● **Stated goal**: Copy out all lines where "colors" appears.

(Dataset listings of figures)

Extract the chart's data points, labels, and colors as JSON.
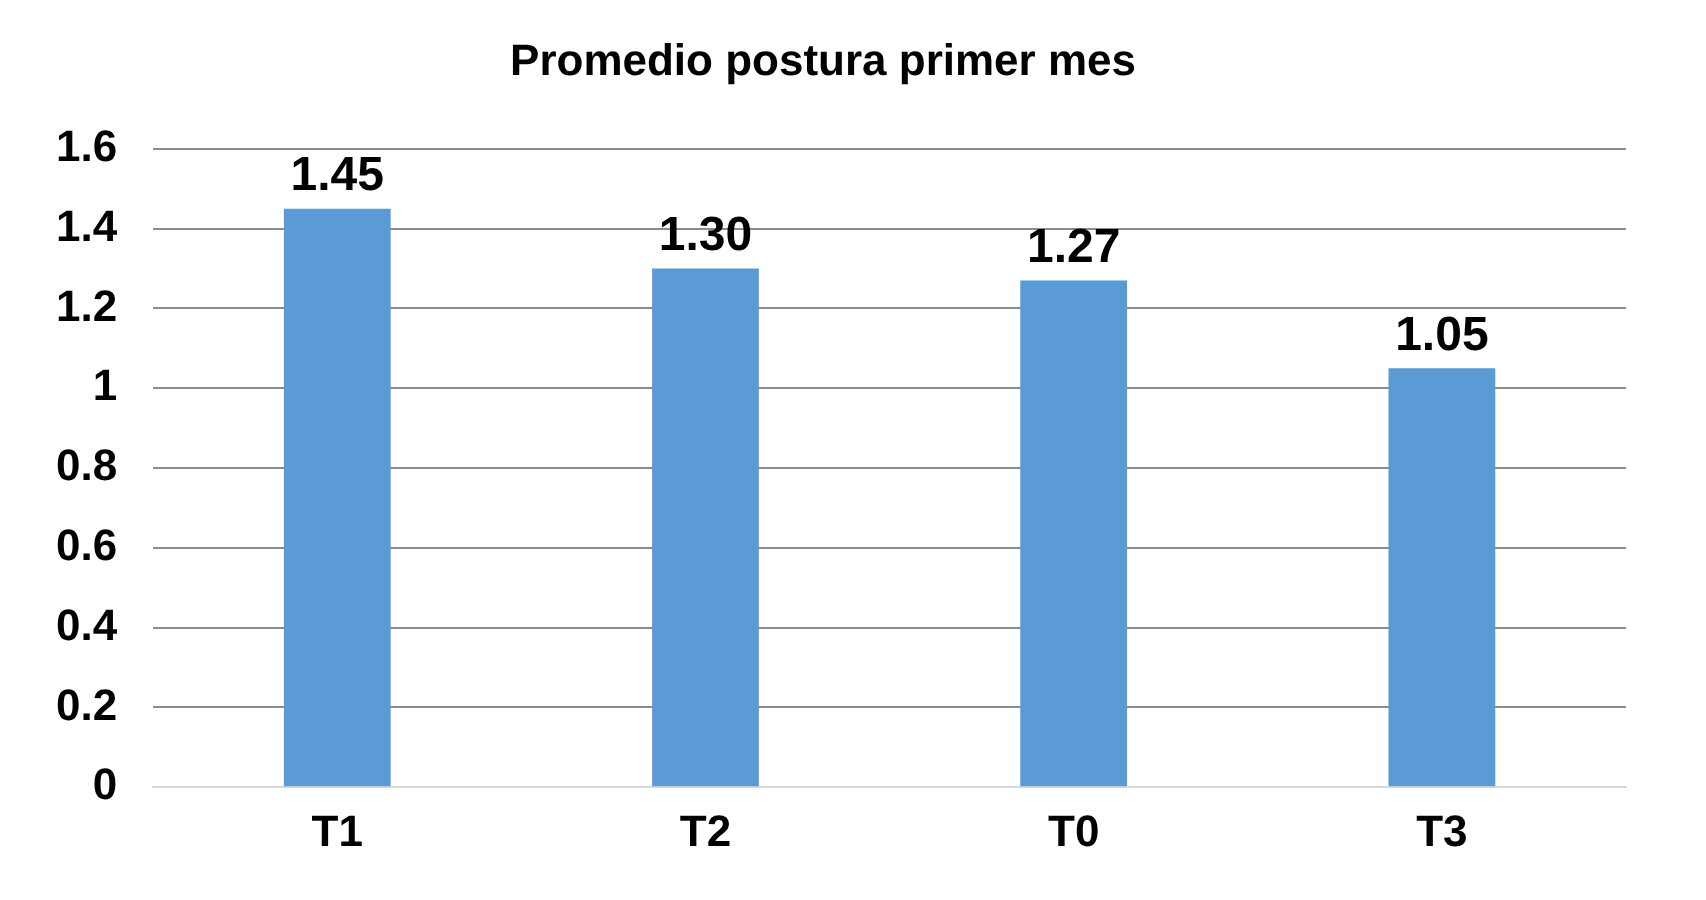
{
  "chart_data": {
    "type": "bar",
    "title": "Promedio postura primer mes",
    "categories": [
      "T1",
      "T2",
      "T0",
      "T3"
    ],
    "values": [
      1.45,
      1.3,
      1.27,
      1.05
    ],
    "value_labels": [
      "1.45",
      "1.30",
      "1.27",
      "1.05"
    ],
    "color": "#5b9bd5",
    "ylim": [
      0,
      1.6
    ],
    "yticks": [
      0,
      0.2,
      0.4,
      0.6,
      0.8,
      1,
      1.2,
      1.4,
      1.6
    ],
    "grid": "y",
    "legend": false
  }
}
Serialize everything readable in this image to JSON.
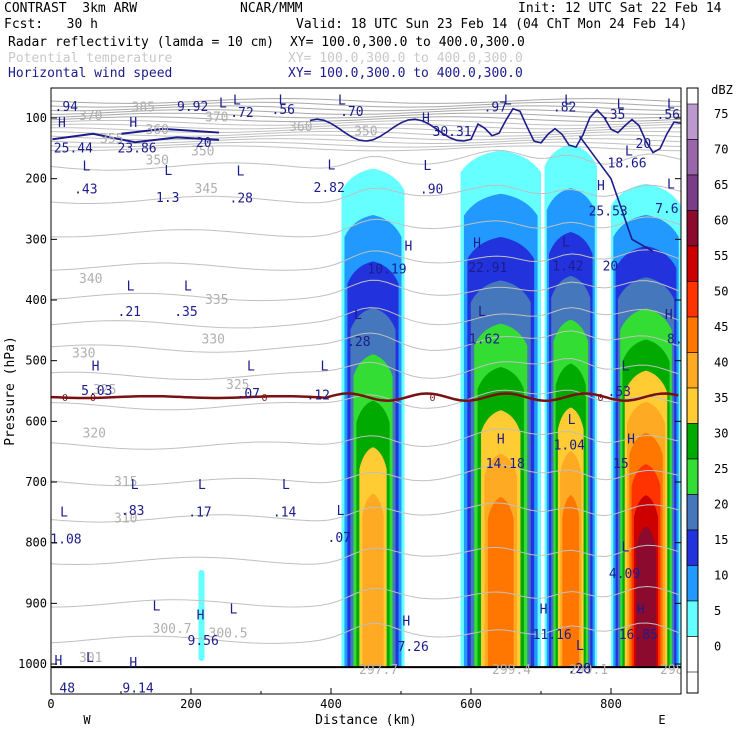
{
  "header": {
    "title": "CONTRAST  3km ARW",
    "center": "NCAR/MMM",
    "init": "Init: 12 UTC Sat 22 Feb 14",
    "fcst": "Fcst:   30 h",
    "valid": "Valid: 18 UTC Sun 23 Feb 14 (04 ChT Mon 24 Feb 14)",
    "field1": "Radar reflectivity (lamda = 10 cm)",
    "xy1": "XY= 100.0,300.0 to 400.0,300.0",
    "field2": "Potential temperature",
    "xy2": "XY= 100.0,300.0 to 400.0,300.0",
    "field3": "Horizontal wind speed",
    "xy3": "XY= 100.0,300.0 to 400.0,300.0"
  },
  "colors": {
    "theta": "#c0c0c0",
    "wind": "#1c1c8c",
    "freezing": "#7a1010",
    "ground": "#000000"
  },
  "chart_data": {
    "type": "heatmap",
    "xlabel": "Distance (km)",
    "ylabel": "Pressure (hPa)",
    "xlim": [
      0,
      900
    ],
    "ylim": [
      1050,
      70
    ],
    "xticks": [
      "0",
      "200",
      "400",
      "600",
      "800"
    ],
    "yticks": [
      "100",
      "200",
      "300",
      "400",
      "500",
      "600",
      "700",
      "800",
      "900",
      "1000"
    ],
    "xends": [
      "W",
      "E"
    ],
    "colorbar": {
      "unit": "dBZ",
      "levels": [
        "75",
        "70",
        "65",
        "60",
        "55",
        "50",
        "45",
        "40",
        "35",
        "30",
        "25",
        "20",
        "15",
        "10",
        "5",
        "0"
      ],
      "colors": [
        "#bb99cc",
        "#9966aa",
        "#7a3d88",
        "#8b0a2e",
        "#cc0000",
        "#ff3300",
        "#ff7700",
        "#ffaa22",
        "#ffcc33",
        "#00aa00",
        "#33dd33",
        "#4477bb",
        "#2233dd",
        "#2299ff",
        "#66ffff",
        "#ffffff"
      ]
    },
    "cells": [
      {
        "x0": 415,
        "x1": 505,
        "top": 190,
        "peak": 8
      },
      {
        "x0": 585,
        "x1": 700,
        "top": 160,
        "peak": 9
      },
      {
        "x0": 705,
        "x1": 780,
        "top": 150,
        "peak": 9
      },
      {
        "x0": 800,
        "x1": 900,
        "top": 215,
        "peak": 12
      }
    ],
    "shower": {
      "x": 215,
      "top": 845,
      "bottom": 995
    },
    "freezing_level": {
      "label": "0",
      "pressure": 560
    },
    "theta_labels": [
      {
        "t": "385",
        "x": 115,
        "p": 83
      },
      {
        "t": "370",
        "x": 40,
        "p": 97
      },
      {
        "t": "370",
        "x": 220,
        "p": 99
      },
      {
        "t": "360",
        "x": 135,
        "p": 120
      },
      {
        "t": "360",
        "x": 340,
        "p": 115
      },
      {
        "t": "355",
        "x": 70,
        "p": 135
      },
      {
        "t": "350",
        "x": 433,
        "p": 122
      },
      {
        "t": "350",
        "x": 200,
        "p": 155
      },
      {
        "t": "350",
        "x": 135,
        "p": 170
      },
      {
        "t": "345",
        "x": 205,
        "p": 217
      },
      {
        "t": "340",
        "x": 40,
        "p": 365
      },
      {
        "t": "335",
        "x": 220,
        "p": 400
      },
      {
        "t": "330",
        "x": 215,
        "p": 465
      },
      {
        "t": "330",
        "x": 30,
        "p": 488
      },
      {
        "t": "325",
        "x": 250,
        "p": 540
      },
      {
        "t": "325",
        "x": 60,
        "p": 548
      },
      {
        "t": "320",
        "x": 45,
        "p": 620
      },
      {
        "t": "315",
        "x": 90,
        "p": 700
      },
      {
        "t": "310",
        "x": 90,
        "p": 760
      },
      {
        "t": "301",
        "x": 40,
        "p": 990
      },
      {
        "t": "300.7",
        "x": 145,
        "p": 942
      },
      {
        "t": "300.5",
        "x": 225,
        "p": 950
      },
      {
        "t": "297.7",
        "x": 440,
        "p": 1010
      },
      {
        "t": "299.4",
        "x": 630,
        "p": 1010
      },
      {
        "t": "299.1",
        "x": 740,
        "p": 1010
      },
      {
        "t": "298.1",
        "x": 870,
        "p": 1010
      }
    ],
    "wind_labels": [
      {
        "t": ".94",
        "x": 5,
        "p": 82
      },
      {
        "t": "9.92",
        "x": 180,
        "p": 82
      },
      {
        "t": ".72",
        "x": 256,
        "p": 92
      },
      {
        "t": ".56",
        "x": 315,
        "p": 87
      },
      {
        "t": ".70",
        "x": 413,
        "p": 90
      },
      {
        "t": ".97",
        "x": 618,
        "p": 83
      },
      {
        "t": ".82",
        "x": 717,
        "p": 83
      },
      {
        "t": ".35",
        "x": 787,
        "p": 95
      },
      {
        "t": ".56",
        "x": 865,
        "p": 95
      },
      {
        "t": "25.44",
        "x": 4,
        "p": 150
      },
      {
        "t": "23.86",
        "x": 95,
        "p": 150
      },
      {
        "t": "20",
        "x": 207,
        "p": 141
      },
      {
        "t": "30.31",
        "x": 545,
        "p": 123
      },
      {
        "t": "20",
        "x": 835,
        "p": 143
      },
      {
        "t": "18.66",
        "x": 795,
        "p": 175
      },
      {
        "t": ".43",
        "x": 33,
        "p": 218
      },
      {
        "t": "1.3",
        "x": 150,
        "p": 232
      },
      {
        "t": ".28",
        "x": 255,
        "p": 233
      },
      {
        "t": "2.82",
        "x": 375,
        "p": 215
      },
      {
        "t": ".90",
        "x": 527,
        "p": 218
      },
      {
        "t": "25.53",
        "x": 768,
        "p": 254
      },
      {
        "t": "7.6",
        "x": 863,
        "p": 250
      },
      {
        "t": "10.19",
        "x": 452,
        "p": 350
      },
      {
        "t": "22.91",
        "x": 596,
        "p": 347
      },
      {
        "t": "1.42",
        "x": 716,
        "p": 345
      },
      {
        "t": "20",
        "x": 788,
        "p": 345
      },
      {
        "t": ".21",
        "x": 95,
        "p": 420
      },
      {
        "t": ".35",
        "x": 176,
        "p": 420
      },
      {
        "t": ".28",
        "x": 423,
        "p": 469
      },
      {
        "t": "1.62",
        "x": 597,
        "p": 465
      },
      {
        "t": "8.3",
        "x": 880,
        "p": 465
      },
      {
        "t": "5.03",
        "x": 43,
        "p": 550
      },
      {
        "t": ".07",
        "x": 265,
        "p": 555
      },
      {
        "t": ".12",
        "x": 365,
        "p": 557
      },
      {
        "t": ".53",
        "x": 795,
        "p": 552
      },
      {
        "t": "1.04",
        "x": 718,
        "p": 640
      },
      {
        "t": "14.18",
        "x": 621,
        "p": 670
      },
      {
        "t": "15",
        "x": 803,
        "p": 670
      },
      {
        "t": ".83",
        "x": 100,
        "p": 748
      },
      {
        "t": ".17",
        "x": 196,
        "p": 750
      },
      {
        "t": ".14",
        "x": 317,
        "p": 750
      },
      {
        "t": "1.08",
        "x": -1,
        "p": 795
      },
      {
        "t": ".07",
        "x": 395,
        "p": 792
      },
      {
        "t": "4.09",
        "x": 797,
        "p": 852
      },
      {
        "t": "7.26",
        "x": 495,
        "p": 972
      },
      {
        "t": "11.16",
        "x": 688,
        "p": 952
      },
      {
        "t": "16.85",
        "x": 811,
        "p": 952
      },
      {
        "t": "9.56",
        "x": 195,
        "p": 962
      },
      {
        "t": ".28",
        "x": 738,
        "p": 1008
      },
      {
        "t": "48",
        "x": 12,
        "p": 1040
      },
      {
        "t": "9.14",
        "x": 102,
        "p": 1040
      }
    ],
    "hl_markers": [
      {
        "t": "L",
        "x": 260,
        "p": 71
      },
      {
        "t": "L",
        "x": 325,
        "p": 71
      },
      {
        "t": "L",
        "x": 410,
        "p": 71
      },
      {
        "t": "L",
        "x": 240,
        "p": 76
      },
      {
        "t": "L",
        "x": 647,
        "p": 71
      },
      {
        "t": "L",
        "x": 733,
        "p": 71
      },
      {
        "t": "L",
        "x": 808,
        "p": 78
      },
      {
        "t": "L",
        "x": 880,
        "p": 78
      },
      {
        "t": "H",
        "x": 10,
        "p": 108
      },
      {
        "t": "H",
        "x": 112,
        "p": 108
      },
      {
        "t": "H",
        "x": 530,
        "p": 101
      },
      {
        "t": "L",
        "x": 820,
        "p": 155
      },
      {
        "t": "L",
        "x": 45,
        "p": 180
      },
      {
        "t": "L",
        "x": 162,
        "p": 187
      },
      {
        "t": "L",
        "x": 265,
        "p": 188
      },
      {
        "t": "L",
        "x": 395,
        "p": 178
      },
      {
        "t": "L",
        "x": 532,
        "p": 179
      },
      {
        "t": "H",
        "x": 780,
        "p": 212
      },
      {
        "t": "L",
        "x": 880,
        "p": 210
      },
      {
        "t": "H",
        "x": 505,
        "p": 312
      },
      {
        "t": "H",
        "x": 603,
        "p": 307
      },
      {
        "t": "L",
        "x": 730,
        "p": 305
      },
      {
        "t": "L",
        "x": 108,
        "p": 378
      },
      {
        "t": "L",
        "x": 190,
        "p": 378
      },
      {
        "t": "L",
        "x": 433,
        "p": 425
      },
      {
        "t": "L",
        "x": 610,
        "p": 420
      },
      {
        "t": "H",
        "x": 877,
        "p": 425
      },
      {
        "t": "H",
        "x": 58,
        "p": 510
      },
      {
        "t": "L",
        "x": 280,
        "p": 510
      },
      {
        "t": "L",
        "x": 385,
        "p": 510
      },
      {
        "t": "L",
        "x": 815,
        "p": 510
      },
      {
        "t": "L",
        "x": 738,
        "p": 598
      },
      {
        "t": "H",
        "x": 637,
        "p": 630
      },
      {
        "t": "H",
        "x": 823,
        "p": 630
      },
      {
        "t": "L",
        "x": 114,
        "p": 705
      },
      {
        "t": "L",
        "x": 210,
        "p": 705
      },
      {
        "t": "L",
        "x": 330,
        "p": 705
      },
      {
        "t": "L",
        "x": 13,
        "p": 750
      },
      {
        "t": "L",
        "x": 408,
        "p": 748
      },
      {
        "t": "L",
        "x": 815,
        "p": 808
      },
      {
        "t": "H",
        "x": 502,
        "p": 930
      },
      {
        "t": "H",
        "x": 698,
        "p": 910
      },
      {
        "t": "H",
        "x": 837,
        "p": 910
      },
      {
        "t": "H",
        "x": 208,
        "p": 920
      },
      {
        "t": "L",
        "x": 145,
        "p": 905
      },
      {
        "t": "L",
        "x": 255,
        "p": 910
      },
      {
        "t": "L",
        "x": 750,
        "p": 970
      },
      {
        "t": "H",
        "x": 5,
        "p": 995
      },
      {
        "t": "H",
        "x": 112,
        "p": 998
      },
      {
        "t": "L",
        "x": 50,
        "p": 990
      }
    ]
  }
}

● **Full solution**:
Extract the chart's data points, labels, and colors as JSON.
  "colors": {
      "colors": [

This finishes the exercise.